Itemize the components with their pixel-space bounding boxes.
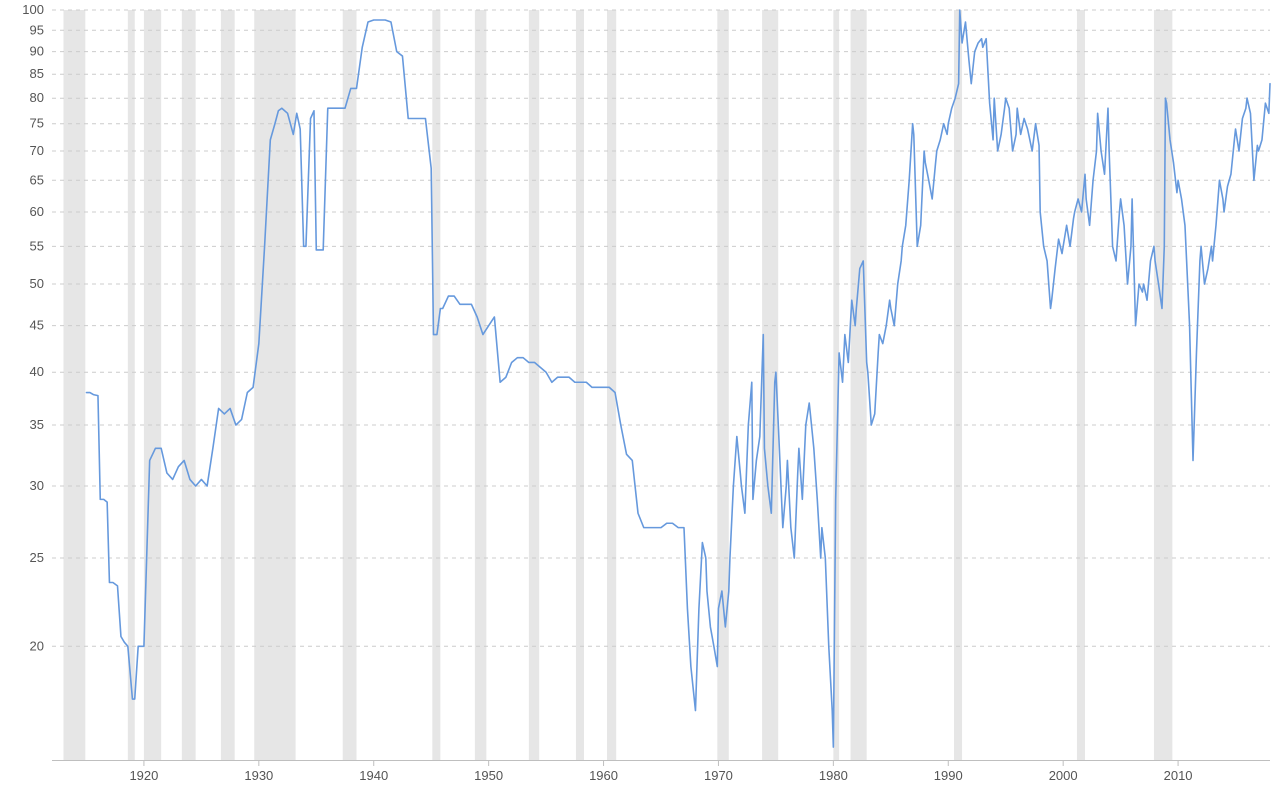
recession-band <box>475 10 486 760</box>
y-tick-label: 55 <box>30 238 44 253</box>
y-tick-label: 65 <box>30 172 44 187</box>
y-tick-label: 30 <box>30 478 44 493</box>
recession-band <box>607 10 616 760</box>
recession-band <box>717 10 728 760</box>
recession-band <box>63 10 85 760</box>
recession-band <box>529 10 539 760</box>
y-tick-label: 70 <box>30 143 44 158</box>
x-tick-label: 1950 <box>474 768 503 783</box>
recession-band <box>432 10 440 760</box>
recession-band <box>144 10 161 760</box>
y-tick-label: 35 <box>30 417 44 432</box>
y-tick-label: 50 <box>30 276 44 291</box>
y-tick-label: 100 <box>22 2 44 17</box>
line-chart: 20 25 30 35 40 45 50 55 60 65 70 75 80 85 90 95 100 1920 1… <box>0 0 1280 790</box>
y-tick-label: 85 <box>30 66 44 81</box>
recession-band <box>576 10 584 760</box>
x-tick-label: 1980 <box>819 768 848 783</box>
recession-band <box>954 10 962 760</box>
x-tick-label: 2000 <box>1049 768 1078 783</box>
y-tick-label: 45 <box>30 318 44 333</box>
recession-band <box>1077 10 1085 760</box>
y-tick-label: 80 <box>30 90 44 105</box>
recession-band <box>1154 10 1172 760</box>
recession-band <box>343 10 357 760</box>
y-tick-label: 40 <box>30 364 44 379</box>
chart-svg: 20 25 30 35 40 45 50 55 60 65 70 75 80 85 90 95 100 1920 1… <box>0 0 1280 790</box>
recession-band <box>221 10 235 760</box>
y-tick-label: 95 <box>30 22 44 37</box>
y-tick-label: 60 <box>30 204 44 219</box>
y-tick-label: 25 <box>30 550 44 565</box>
recession-band <box>851 10 867 760</box>
y-tick-label: 90 <box>30 44 44 59</box>
recession-band <box>128 10 135 760</box>
x-tick-label: 1920 <box>129 768 158 783</box>
y-tick-label: 20 <box>30 638 44 653</box>
recession-band <box>182 10 196 760</box>
y-tick-label: 75 <box>30 116 44 131</box>
x-tick-label: 1930 <box>244 768 273 783</box>
x-tick-label: 1940 <box>359 768 388 783</box>
x-tick-label: 1990 <box>934 768 963 783</box>
x-tick-label: 2010 <box>1164 768 1193 783</box>
x-tick-label: 1960 <box>589 768 618 783</box>
x-tick-label: 1970 <box>704 768 733 783</box>
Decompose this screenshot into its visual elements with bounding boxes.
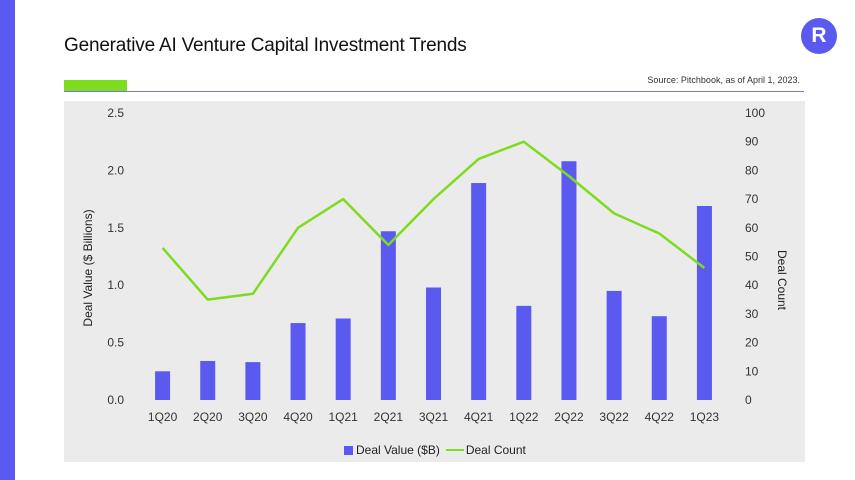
deal-count-line bbox=[161, 140, 706, 301]
x-tick-label: 4Q20 bbox=[283, 410, 313, 424]
x-tick-label: 2Q21 bbox=[374, 410, 404, 424]
left-tick-label: 2.5 bbox=[107, 106, 124, 120]
accent-tab bbox=[64, 80, 127, 91]
bar-2Q22 bbox=[561, 161, 577, 400]
right-tick-label: 60 bbox=[745, 221, 759, 235]
left-tick-label: 0.0 bbox=[107, 393, 124, 407]
right-tick-label: 40 bbox=[745, 278, 759, 292]
chart-legend: Deal Value ($B) Deal Count bbox=[344, 443, 526, 457]
page-title: Generative AI Venture Capital Investment… bbox=[64, 35, 467, 56]
left-tick-label: 0.5 bbox=[107, 336, 124, 350]
x-tick-label: 1Q23 bbox=[690, 410, 720, 424]
bar-4Q22 bbox=[651, 316, 667, 400]
bar-2Q21 bbox=[380, 231, 396, 400]
left-tick-label: 1.5 bbox=[107, 221, 124, 235]
right-tick-label: 30 bbox=[745, 307, 759, 321]
x-tick-label: 2Q22 bbox=[554, 410, 584, 424]
right-tick-label: 90 bbox=[745, 135, 759, 149]
bar-3Q21 bbox=[426, 287, 441, 400]
bar-1Q21 bbox=[335, 318, 351, 400]
left-axis-ticks: 0.0 0.5 1.0 1.5 2.0 2.5 bbox=[107, 106, 124, 407]
bar-1Q23 bbox=[696, 205, 712, 400]
bar-1Q20 bbox=[155, 371, 171, 400]
bar-2Q20 bbox=[200, 360, 216, 400]
left-tick-label: 2.0 bbox=[107, 163, 124, 177]
chart-panel bbox=[64, 101, 805, 462]
x-tick-label: 3Q20 bbox=[238, 410, 268, 424]
header-rule bbox=[64, 91, 804, 92]
right-axis-ticks: 0 10 20 30 40 50 60 70 80 90 100 bbox=[745, 106, 765, 407]
right-tick-label: 10 bbox=[745, 364, 759, 378]
right-tick-label: 100 bbox=[745, 106, 765, 120]
bar-3Q20 bbox=[245, 362, 261, 400]
legend-bar-swatch bbox=[344, 445, 353, 455]
x-tick-label: 2Q20 bbox=[193, 410, 223, 424]
x-tick-label: 1Q20 bbox=[148, 410, 178, 424]
logo-letter: R bbox=[811, 24, 827, 47]
bar-3Q22 bbox=[606, 290, 622, 400]
x-tick-label: 3Q21 bbox=[419, 410, 449, 424]
deal-value-bars bbox=[155, 161, 712, 400]
brand-logo[interactable]: R bbox=[801, 18, 837, 54]
bar-4Q20 bbox=[290, 323, 306, 400]
legend-deal-count: Deal Count bbox=[465, 443, 526, 457]
right-tick-label: 70 bbox=[745, 192, 759, 206]
bar-1Q22 bbox=[516, 305, 532, 400]
x-tick-label: 3Q22 bbox=[599, 410, 629, 424]
legend-line-swatch bbox=[445, 449, 464, 451]
bar-4Q21 bbox=[471, 183, 487, 400]
source-note: Source: Pitchbook, as of April 1, 2023. bbox=[647, 75, 800, 85]
x-tick-label: 1Q21 bbox=[329, 410, 359, 424]
accent-side-bar bbox=[0, 0, 15, 480]
left-tick-label: 1.0 bbox=[107, 278, 124, 292]
x-tick-label: 4Q22 bbox=[645, 410, 675, 424]
right-tick-label: 0 bbox=[745, 393, 752, 407]
left-axis-title: Deal Value ($ Billions) bbox=[81, 209, 95, 326]
x-tick-label: 1Q22 bbox=[509, 410, 539, 424]
right-tick-label: 50 bbox=[745, 250, 759, 264]
right-tick-label: 80 bbox=[745, 163, 759, 177]
legend-deal-value: Deal Value ($B) bbox=[356, 443, 440, 457]
x-axis-ticks: 1Q20 2Q20 3Q20 4Q20 1Q21 2Q21 3Q21 4Q21 1Q22 2Q22… bbox=[148, 410, 720, 424]
x-tick-label: 4Q21 bbox=[464, 410, 494, 424]
right-axis-title: Deal Count bbox=[775, 250, 789, 311]
right-tick-label: 20 bbox=[745, 336, 759, 350]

_ _ _

### [INSTRUCTION]
In the listing, switch "recession-band" to "recession-shading" in the lines from the one with "recession-band <box>475 10 486 760</box>" to the one with "Decompose this screenshot", and give back only those lines with nothing else changed.

### [FINAL ANSWER]
recession-shading <box>475 10 486 760</box>
y-tick-label: 55 <box>30 238 44 253</box>
y-tick-label: 65 <box>30 172 44 187</box>
y-tick-label: 30 <box>30 478 44 493</box>
recession-shading <box>607 10 616 760</box>
recession-shading <box>717 10 728 760</box>
recession-shading <box>63 10 85 760</box>
recession-shading <box>529 10 539 760</box>
y-tick-label: 70 <box>30 143 44 158</box>
x-tick-label: 1950 <box>474 768 503 783</box>
recession-shading <box>432 10 440 760</box>
recession-shading <box>144 10 161 760</box>
y-tick-label: 35 <box>30 417 44 432</box>
y-tick-label: 50 <box>30 276 44 291</box>
y-tick-label: 100 <box>22 2 44 17</box>
line-chart: 20 25 30 35 40 45 50 55 60 65 70 75 80 85 90 95 100 1920 1… <box>0 0 1280 790</box>
y-tick-label: 85 <box>30 66 44 81</box>
recession-shading <box>576 10 584 760</box>
x-tick-label: 1980 <box>819 768 848 783</box>
recession-shading <box>954 10 962 760</box>
x-tick-label: 2000 <box>1049 768 1078 783</box>
y-tick-label: 45 <box>30 318 44 333</box>
recession-shading <box>1077 10 1085 760</box>
y-tick-label: 80 <box>30 90 44 105</box>
recession-shading <box>1154 10 1172 760</box>
recession-shading <box>343 10 357 760</box>
y-tick-label: 40 <box>30 364 44 379</box>
chart-svg: 20 25 30 35 40 45 50 55 60 65 70 75 80 85 90 95 100 1920 1… <box>0 0 1280 790</box>
recession-shading <box>221 10 235 760</box>
y-tick-label: 95 <box>30 22 44 37</box>
y-tick-label: 60 <box>30 204 44 219</box>
y-tick-label: 25 <box>30 550 44 565</box>
recession-shading <box>851 10 867 760</box>
y-tick-label: 90 <box>30 44 44 59</box>
recession-shading <box>128 10 135 760</box>
x-tick-label: 1920 <box>129 768 158 783</box>
y-tick-label: 20 <box>30 638 44 653</box>
recession-shading <box>182 10 196 760</box>
y-tick-label: 75 <box>30 116 44 131</box>
x-tick-label: 1930 <box>244 768 273 783</box>
x-tick-label: 1940 <box>359 768 388 783</box>
x-tick-label: 1990 <box>934 768 963 783</box>
x-tick-label: 2010 <box>1164 768 1193 783</box>
x-tick-label: 1960 <box>589 768 618 783</box>
x-tick-label: 1970 <box>704 768 733 783</box>
Decompose this screenshot into its visual elements with bounding boxes.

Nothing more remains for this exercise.